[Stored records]

=====

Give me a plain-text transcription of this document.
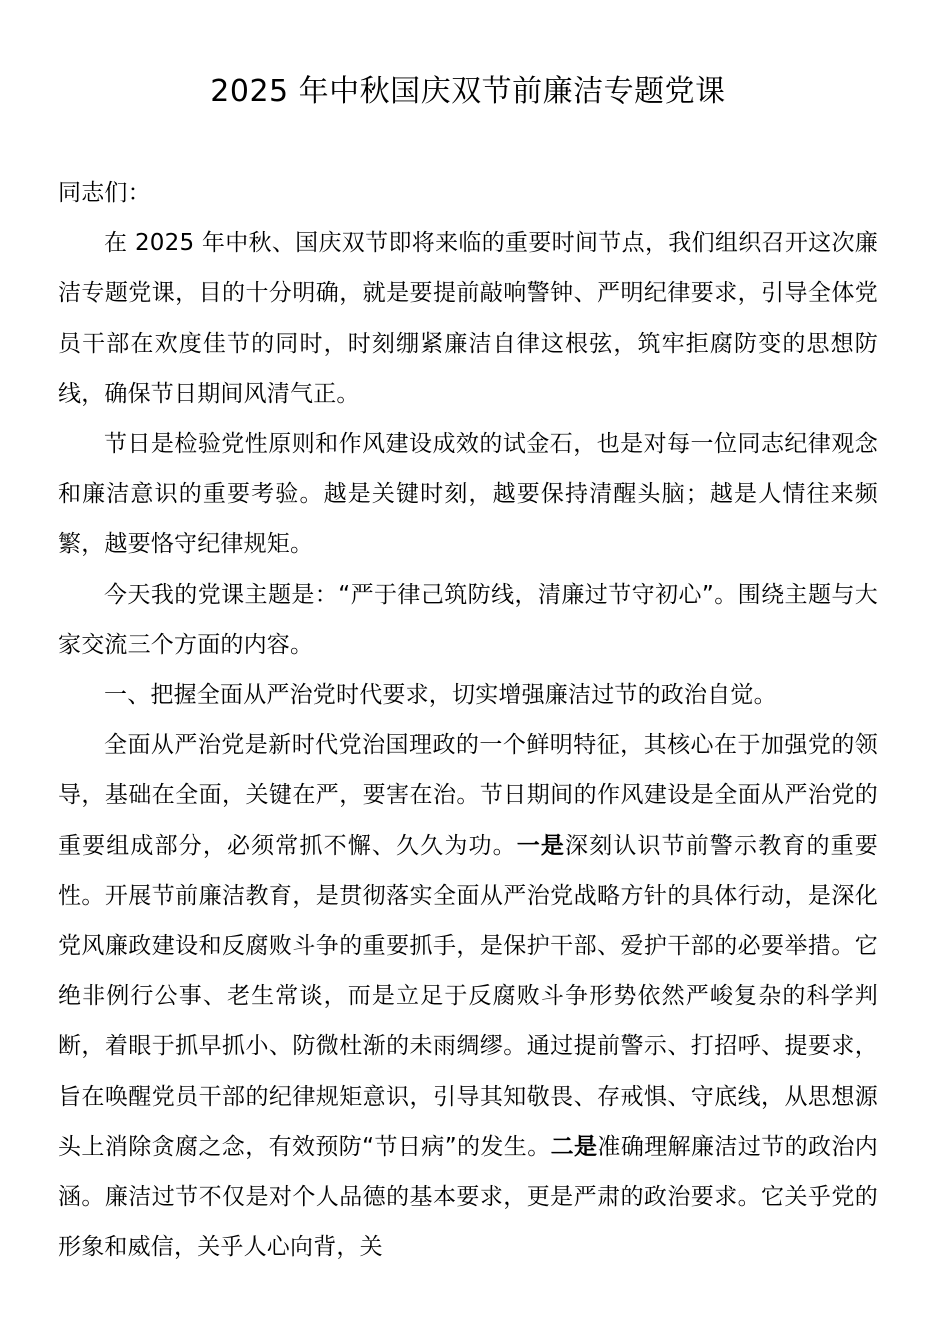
2025 年中秋国庆双节前廉洁专题党课

同志们：

在 2025 年中秋、国庆双节即将来临的重要时间节点，我们组织召开这次廉洁专题党课，目的十分明确，就是要提前敲响警钟、严明纪律要求，引导全体党员干部在欢度佳节的同时，时刻绷紧廉洁自律这根弦，筑牢拒腐防变的思想防线，确保节日期间风清气正。

节日是检验党性原则和作风建设成效的试金石，也是对每一位同志纪律观念和廉洁意识的重要考验。越是关键时刻，越要保持清醒头脑；越是人情往来频繁，越要恪守纪律规矩。

今天我的党课主题是：“严于律己筑防线，清廉过节守初心”。围绕主题与大家交流三个方面的内容。

一、把握全面从严治党时代要求，切实增强廉洁过节的政治自觉。

全面从严治党是新时代党治国理政的一个鲜明特征，其核心在于加强党的领导，基础在全面，关键在严，要害在治。节日期间的作风建设是全面从严治党的重要组成部分，必须常抓不懈、久久为功。一是深刻认识节前警示教育的重要性。开展节前廉洁教育，是贯彻落实全面从严治党战略方针的具体行动，是深化党风廉政建设和反腐败斗争的重要抓手，是保护干部、爱护干部的必要举措。它绝非例行公事、老生常谈，而是立足于反腐败斗争形势依然严峻复杂的科学判断，着眼于抓早抓小、防微杜渐的未雨绸缪。通过提前警示、打招呼、提要求，旨在唤醒党员干部的纪律规矩意识，引导其知敬畏、存戒惧、守底线，从思想源头上消除贪腐之念，有效预防“节日病”的发生。二是准确理解廉洁过节的政治内涵。廉洁过节不仅是对个人品德的基本要求，更是严肃的政治要求。它关乎党的形象和威信，关乎人心向背，关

=====

*Task prompt*
Every line above should be returned exactly; the pictures stay out.

*Response below*
Give me a plain-text transcription of this document.
2025 年中秋国庆双节前廉洁专题党课

同志们：

在 2025 年中秋、国庆双节即将来临的重要时间节点，我们组织召开这次廉洁专题党课，目的十分明确，就是要提前敲响警钟、严明纪律要求，引导全体党员干部在欢度佳节的同时，时刻绷紧廉洁自律这根弦，筑牢拒腐防变的思想防线，确保节日期间风清气正。

节日是检验党性原则和作风建设成效的试金石，也是对每一位同志纪律观念和廉洁意识的重要考验。越是关键时刻，越要保持清醒头脑；越是人情往来频繁，越要恪守纪律规矩。

今天我的党课主题是：“严于律己筑防线，清廉过节守初心”。围绕主题与大家交流三个方面的内容。

一、把握全面从严治党时代要求，切实增强廉洁过节的政治自觉。

全面从严治党是新时代党治国理政的一个鲜明特征，其核心在于加强党的领导，基础在全面，关键在严，要害在治。节日期间的作风建设是全面从严治党的重要组成部分，必须常抓不懈、久久为功。一是深刻认识节前警示教育的重要性。开展节前廉洁教育，是贯彻落实全面从严治党战略方针的具体行动，是深化党风廉政建设和反腐败斗争的重要抓手，是保护干部、爱护干部的必要举措。它绝非例行公事、老生常谈，而是立足于反腐败斗争形势依然严峻复杂的科学判断，着眼于抓早抓小、防微杜渐的未雨绸缪。通过提前警示、打招呼、提要求，旨在唤醒党员干部的纪律规矩意识，引导其知敬畏、存戒惧、守底线，从思想源头上消除贪腐之念，有效预防“节日病”的发生。二是准确理解廉洁过节的政治内涵。廉洁过节不仅是对个人品德的基本要求，更是严肃的政治要求。它关乎党的形象和威信，关乎人心向背，关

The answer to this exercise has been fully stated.